#### The input:
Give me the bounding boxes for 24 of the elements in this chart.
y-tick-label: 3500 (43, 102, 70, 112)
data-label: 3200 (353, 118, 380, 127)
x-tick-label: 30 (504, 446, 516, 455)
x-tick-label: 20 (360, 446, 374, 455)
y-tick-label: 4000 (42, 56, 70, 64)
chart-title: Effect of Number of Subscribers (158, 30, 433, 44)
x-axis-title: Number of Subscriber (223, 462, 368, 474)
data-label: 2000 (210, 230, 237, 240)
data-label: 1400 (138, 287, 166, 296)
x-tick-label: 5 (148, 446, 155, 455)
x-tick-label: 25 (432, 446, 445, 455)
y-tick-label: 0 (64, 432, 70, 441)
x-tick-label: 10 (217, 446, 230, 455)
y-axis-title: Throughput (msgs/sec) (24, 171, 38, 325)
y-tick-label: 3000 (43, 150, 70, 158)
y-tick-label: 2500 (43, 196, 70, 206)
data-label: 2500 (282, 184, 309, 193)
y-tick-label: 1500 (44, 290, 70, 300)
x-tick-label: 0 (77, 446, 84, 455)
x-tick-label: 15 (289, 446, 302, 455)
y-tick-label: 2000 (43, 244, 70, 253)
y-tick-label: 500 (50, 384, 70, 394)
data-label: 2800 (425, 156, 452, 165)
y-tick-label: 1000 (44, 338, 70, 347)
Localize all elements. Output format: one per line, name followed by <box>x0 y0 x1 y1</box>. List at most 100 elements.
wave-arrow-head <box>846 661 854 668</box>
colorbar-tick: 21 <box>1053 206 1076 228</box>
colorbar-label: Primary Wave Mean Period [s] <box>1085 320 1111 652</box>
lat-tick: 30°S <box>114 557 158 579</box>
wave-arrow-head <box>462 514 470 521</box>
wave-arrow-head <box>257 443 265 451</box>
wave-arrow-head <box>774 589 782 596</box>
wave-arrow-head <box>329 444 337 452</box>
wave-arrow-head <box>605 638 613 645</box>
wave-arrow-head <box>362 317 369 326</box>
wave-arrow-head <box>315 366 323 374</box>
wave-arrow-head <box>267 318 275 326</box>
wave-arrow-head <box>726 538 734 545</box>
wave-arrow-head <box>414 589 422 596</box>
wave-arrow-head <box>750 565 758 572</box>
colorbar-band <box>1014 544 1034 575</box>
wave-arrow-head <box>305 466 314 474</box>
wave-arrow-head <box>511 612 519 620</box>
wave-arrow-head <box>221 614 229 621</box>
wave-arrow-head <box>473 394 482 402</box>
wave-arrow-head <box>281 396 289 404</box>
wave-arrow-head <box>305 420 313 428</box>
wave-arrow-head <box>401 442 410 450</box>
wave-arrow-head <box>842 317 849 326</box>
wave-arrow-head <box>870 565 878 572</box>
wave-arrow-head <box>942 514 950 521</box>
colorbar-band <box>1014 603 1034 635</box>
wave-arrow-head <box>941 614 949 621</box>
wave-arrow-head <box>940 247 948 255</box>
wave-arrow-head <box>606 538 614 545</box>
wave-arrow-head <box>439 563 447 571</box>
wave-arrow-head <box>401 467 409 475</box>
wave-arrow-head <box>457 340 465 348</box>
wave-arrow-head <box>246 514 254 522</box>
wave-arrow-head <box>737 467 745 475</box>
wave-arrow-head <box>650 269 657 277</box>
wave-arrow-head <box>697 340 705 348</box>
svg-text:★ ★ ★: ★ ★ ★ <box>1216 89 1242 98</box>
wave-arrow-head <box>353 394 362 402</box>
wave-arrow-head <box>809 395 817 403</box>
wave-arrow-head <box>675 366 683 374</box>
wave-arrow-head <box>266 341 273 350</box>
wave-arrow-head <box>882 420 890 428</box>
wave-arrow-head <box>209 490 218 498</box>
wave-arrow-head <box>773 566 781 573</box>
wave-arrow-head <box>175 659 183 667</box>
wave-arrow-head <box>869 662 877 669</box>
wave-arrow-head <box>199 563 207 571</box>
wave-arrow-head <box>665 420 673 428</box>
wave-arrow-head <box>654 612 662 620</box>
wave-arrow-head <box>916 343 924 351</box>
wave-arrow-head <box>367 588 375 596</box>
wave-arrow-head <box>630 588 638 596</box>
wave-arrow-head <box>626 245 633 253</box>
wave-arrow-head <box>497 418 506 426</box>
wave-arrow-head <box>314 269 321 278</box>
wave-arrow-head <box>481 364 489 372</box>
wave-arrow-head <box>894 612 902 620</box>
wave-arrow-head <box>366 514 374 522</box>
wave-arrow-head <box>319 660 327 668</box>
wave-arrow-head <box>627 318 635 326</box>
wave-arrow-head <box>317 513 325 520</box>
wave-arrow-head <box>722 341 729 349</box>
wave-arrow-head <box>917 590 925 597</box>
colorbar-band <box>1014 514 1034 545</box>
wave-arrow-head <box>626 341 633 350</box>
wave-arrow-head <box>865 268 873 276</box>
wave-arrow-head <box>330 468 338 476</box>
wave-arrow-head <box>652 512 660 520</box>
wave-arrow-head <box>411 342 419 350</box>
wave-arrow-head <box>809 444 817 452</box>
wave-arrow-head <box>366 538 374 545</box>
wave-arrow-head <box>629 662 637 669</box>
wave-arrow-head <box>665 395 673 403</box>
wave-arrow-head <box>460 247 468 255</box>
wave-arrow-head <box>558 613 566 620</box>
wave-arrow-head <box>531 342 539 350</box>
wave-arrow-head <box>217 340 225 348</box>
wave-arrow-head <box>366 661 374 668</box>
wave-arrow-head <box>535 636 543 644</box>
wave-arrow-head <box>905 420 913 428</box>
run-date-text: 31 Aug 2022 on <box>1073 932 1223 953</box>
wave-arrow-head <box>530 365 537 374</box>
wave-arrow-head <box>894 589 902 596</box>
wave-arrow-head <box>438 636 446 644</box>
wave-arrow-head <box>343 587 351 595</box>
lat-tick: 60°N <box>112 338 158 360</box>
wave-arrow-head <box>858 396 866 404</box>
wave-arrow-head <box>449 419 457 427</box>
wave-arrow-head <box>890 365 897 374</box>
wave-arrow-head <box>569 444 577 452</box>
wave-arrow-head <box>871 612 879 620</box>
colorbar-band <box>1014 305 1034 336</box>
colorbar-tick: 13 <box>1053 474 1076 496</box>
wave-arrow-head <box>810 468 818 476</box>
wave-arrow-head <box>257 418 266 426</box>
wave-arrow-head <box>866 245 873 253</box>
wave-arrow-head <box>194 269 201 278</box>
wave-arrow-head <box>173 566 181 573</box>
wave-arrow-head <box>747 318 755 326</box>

#### Exercise brief:
Write out all of the lines above, character for character and in their original order.

#### Output below:
Give me the bounding boxes for 24 of the elements in this chart.
y-tick-label: 3500 (43, 102, 70, 112)
data-label: 3200 (353, 118, 380, 127)
x-tick-label: 30 (504, 446, 516, 455)
x-tick-label: 20 (360, 446, 374, 455)
y-tick-label: 4000 (42, 56, 70, 64)
chart-title: Effect of Number of Subscribers (158, 30, 433, 44)
x-axis-title: Number of Subscriber (223, 462, 368, 474)
data-label: 2000 (210, 230, 237, 240)
data-label: 1400 (138, 287, 166, 296)
x-tick-label: 5 (148, 446, 155, 455)
x-tick-label: 25 (432, 446, 445, 455)
y-tick-label: 0 (64, 432, 70, 441)
x-tick-label: 10 (217, 446, 230, 455)
y-axis-title: Throughput (msgs/sec) (24, 171, 38, 325)
y-tick-label: 3000 (43, 150, 70, 158)
y-tick-label: 2500 (43, 196, 70, 206)
data-label: 2500 (282, 184, 309, 193)
y-tick-label: 1500 (44, 290, 70, 300)
x-tick-label: 0 (77, 446, 84, 455)
x-tick-label: 15 (289, 446, 302, 455)
y-tick-label: 2000 (43, 244, 70, 253)
y-tick-label: 500 (50, 384, 70, 394)
data-label: 2800 (425, 156, 452, 165)
y-tick-label: 1000 (44, 338, 70, 347)
Localize all elements. Output format: one per line, name followed by <box>x0 y0 x1 y1</box>. List at most 100 elements.
wave-arrow-head <box>846 661 854 668</box>
colorbar-tick: 21 <box>1053 206 1076 228</box>
colorbar-label: Primary Wave Mean Period [s] <box>1085 320 1111 652</box>
lat-tick: 30°S <box>114 557 158 579</box>
wave-arrow-head <box>462 514 470 521</box>
wave-arrow-head <box>257 443 265 451</box>
wave-arrow-head <box>774 589 782 596</box>
wave-arrow-head <box>329 444 337 452</box>
wave-arrow-head <box>605 638 613 645</box>
wave-arrow-head <box>362 317 369 326</box>
wave-arrow-head <box>315 366 323 374</box>
wave-arrow-head <box>267 318 275 326</box>
wave-arrow-head <box>726 538 734 545</box>
wave-arrow-head <box>414 589 422 596</box>
wave-arrow-head <box>750 565 758 572</box>
colorbar-band <box>1014 544 1034 575</box>
wave-arrow-head <box>305 466 314 474</box>
wave-arrow-head <box>511 612 519 620</box>
wave-arrow-head <box>221 614 229 621</box>
wave-arrow-head <box>473 394 482 402</box>
wave-arrow-head <box>281 396 289 404</box>
wave-arrow-head <box>305 420 313 428</box>
wave-arrow-head <box>401 442 410 450</box>
wave-arrow-head <box>842 317 849 326</box>
wave-arrow-head <box>870 565 878 572</box>
wave-arrow-head <box>942 514 950 521</box>
colorbar-band <box>1014 603 1034 635</box>
wave-arrow-head <box>941 614 949 621</box>
wave-arrow-head <box>940 247 948 255</box>
wave-arrow-head <box>606 538 614 545</box>
wave-arrow-head <box>439 563 447 571</box>
wave-arrow-head <box>401 467 409 475</box>
wave-arrow-head <box>457 340 465 348</box>
wave-arrow-head <box>246 514 254 522</box>
wave-arrow-head <box>737 467 745 475</box>
wave-arrow-head <box>650 269 657 277</box>
wave-arrow-head <box>697 340 705 348</box>
svg-text:★ ★ ★: ★ ★ ★ <box>1216 89 1242 98</box>
wave-arrow-head <box>353 394 362 402</box>
wave-arrow-head <box>809 395 817 403</box>
wave-arrow-head <box>675 366 683 374</box>
wave-arrow-head <box>266 341 273 350</box>
wave-arrow-head <box>882 420 890 428</box>
wave-arrow-head <box>209 490 218 498</box>
wave-arrow-head <box>773 566 781 573</box>
wave-arrow-head <box>175 659 183 667</box>
wave-arrow-head <box>869 662 877 669</box>
wave-arrow-head <box>199 563 207 571</box>
wave-arrow-head <box>665 420 673 428</box>
wave-arrow-head <box>654 612 662 620</box>
wave-arrow-head <box>916 343 924 351</box>
wave-arrow-head <box>367 588 375 596</box>
wave-arrow-head <box>630 588 638 596</box>
wave-arrow-head <box>626 245 633 253</box>
wave-arrow-head <box>497 418 506 426</box>
wave-arrow-head <box>314 269 321 278</box>
wave-arrow-head <box>481 364 489 372</box>
wave-arrow-head <box>894 612 902 620</box>
wave-arrow-head <box>366 514 374 522</box>
wave-arrow-head <box>319 660 327 668</box>
wave-arrow-head <box>627 318 635 326</box>
wave-arrow-head <box>317 513 325 520</box>
wave-arrow-head <box>722 341 729 349</box>
wave-arrow-head <box>917 590 925 597</box>
colorbar-band <box>1014 514 1034 545</box>
wave-arrow-head <box>626 341 633 350</box>
wave-arrow-head <box>865 268 873 276</box>
wave-arrow-head <box>330 468 338 476</box>
wave-arrow-head <box>652 512 660 520</box>
wave-arrow-head <box>411 342 419 350</box>
wave-arrow-head <box>809 444 817 452</box>
wave-arrow-head <box>366 538 374 545</box>
wave-arrow-head <box>629 662 637 669</box>
wave-arrow-head <box>665 395 673 403</box>
wave-arrow-head <box>460 247 468 255</box>
wave-arrow-head <box>558 613 566 620</box>
wave-arrow-head <box>531 342 539 350</box>
wave-arrow-head <box>217 340 225 348</box>
wave-arrow-head <box>366 661 374 668</box>
wave-arrow-head <box>535 636 543 644</box>
wave-arrow-head <box>905 420 913 428</box>
run-date-text: 31 Aug 2022 on <box>1073 932 1223 953</box>
wave-arrow-head <box>530 365 537 374</box>
wave-arrow-head <box>894 589 902 596</box>
wave-arrow-head <box>438 636 446 644</box>
wave-arrow-head <box>343 587 351 595</box>
lat-tick: 60°N <box>112 338 158 360</box>
wave-arrow-head <box>858 396 866 404</box>
wave-arrow-head <box>449 419 457 427</box>
wave-arrow-head <box>890 365 897 374</box>
wave-arrow-head <box>569 444 577 452</box>
wave-arrow-head <box>871 612 879 620</box>
colorbar-band <box>1014 305 1034 336</box>
colorbar-tick: 13 <box>1053 474 1076 496</box>
wave-arrow-head <box>810 468 818 476</box>
wave-arrow-head <box>257 418 266 426</box>
wave-arrow-head <box>866 245 873 253</box>
wave-arrow-head <box>194 269 201 278</box>
wave-arrow-head <box>173 566 181 573</box>
wave-arrow-head <box>747 318 755 326</box>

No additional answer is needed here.